What to do:
All entries below are to be set down again, identical to the source.

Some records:

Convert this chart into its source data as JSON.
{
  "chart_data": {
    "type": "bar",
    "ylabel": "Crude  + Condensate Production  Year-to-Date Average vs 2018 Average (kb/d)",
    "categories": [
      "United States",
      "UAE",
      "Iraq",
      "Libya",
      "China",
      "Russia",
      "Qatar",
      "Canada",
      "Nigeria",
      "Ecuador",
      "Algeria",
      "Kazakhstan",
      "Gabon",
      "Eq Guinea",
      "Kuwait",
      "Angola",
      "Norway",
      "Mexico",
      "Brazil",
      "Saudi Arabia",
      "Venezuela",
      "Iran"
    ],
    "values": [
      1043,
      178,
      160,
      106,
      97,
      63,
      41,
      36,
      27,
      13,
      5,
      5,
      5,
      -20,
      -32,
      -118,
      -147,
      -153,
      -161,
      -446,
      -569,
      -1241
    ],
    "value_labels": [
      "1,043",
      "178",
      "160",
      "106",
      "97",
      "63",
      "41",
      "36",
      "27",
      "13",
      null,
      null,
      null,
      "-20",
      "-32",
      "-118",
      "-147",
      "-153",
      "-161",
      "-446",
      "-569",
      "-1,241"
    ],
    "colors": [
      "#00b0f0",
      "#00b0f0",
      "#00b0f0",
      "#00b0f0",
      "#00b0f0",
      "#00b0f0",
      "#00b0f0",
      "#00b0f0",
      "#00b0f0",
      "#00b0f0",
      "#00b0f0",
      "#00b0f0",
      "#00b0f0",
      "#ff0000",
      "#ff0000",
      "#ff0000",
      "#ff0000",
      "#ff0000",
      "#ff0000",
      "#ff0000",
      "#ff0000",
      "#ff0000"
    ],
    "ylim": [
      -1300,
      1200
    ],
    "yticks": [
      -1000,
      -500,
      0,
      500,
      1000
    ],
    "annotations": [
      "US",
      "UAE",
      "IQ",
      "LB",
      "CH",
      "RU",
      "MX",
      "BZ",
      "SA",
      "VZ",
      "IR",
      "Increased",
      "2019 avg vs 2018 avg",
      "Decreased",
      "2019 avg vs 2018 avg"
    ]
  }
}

Exercise output:
Convert this chart into its source data as JSON.
{
  "chart_data": {
    "type": "bar",
    "ylabel": "Crude  + Condensate Production  Year-to-Date Average vs 2018 Average (kb/d)",
    "categories": [
      "United States",
      "UAE",
      "Iraq",
      "Libya",
      "China",
      "Russia",
      "Qatar",
      "Canada",
      "Nigeria",
      "Ecuador",
      "Algeria",
      "Kazakhstan",
      "Gabon",
      "Eq Guinea",
      "Kuwait",
      "Angola",
      "Norway",
      "Mexico",
      "Brazil",
      "Saudi Arabia",
      "Venezuela",
      "Iran"
    ],
    "values": [
      1043,
      178,
      160,
      106,
      97,
      63,
      41,
      36,
      27,
      13,
      5,
      5,
      5,
      -20,
      -32,
      -118,
      -147,
      -153,
      -161,
      -446,
      -569,
      -1241
    ],
    "value_labels": [
      "1,043",
      "178",
      "160",
      "106",
      "97",
      "63",
      "41",
      "36",
      "27",
      "13",
      null,
      null,
      null,
      "-20",
      "-32",
      "-118",
      "-147",
      "-153",
      "-161",
      "-446",
      "-569",
      "-1,241"
    ],
    "colors": [
      "#00b0f0",
      "#00b0f0",
      "#00b0f0",
      "#00b0f0",
      "#00b0f0",
      "#00b0f0",
      "#00b0f0",
      "#00b0f0",
      "#00b0f0",
      "#00b0f0",
      "#00b0f0",
      "#00b0f0",
      "#00b0f0",
      "#ff0000",
      "#ff0000",
      "#ff0000",
      "#ff0000",
      "#ff0000",
      "#ff0000",
      "#ff0000",
      "#ff0000",
      "#ff0000"
    ],
    "ylim": [
      -1300,
      1200
    ],
    "yticks": [
      -1000,
      -500,
      0,
      500,
      1000
    ],
    "annotations": [
      "US",
      "UAE",
      "IQ",
      "LB",
      "CH",
      "RU",
      "MX",
      "BZ",
      "SA",
      "VZ",
      "IR",
      "Increased",
      "2019 avg vs 2018 avg",
      "Decreased",
      "2019 avg vs 2018 avg"
    ]
  }
}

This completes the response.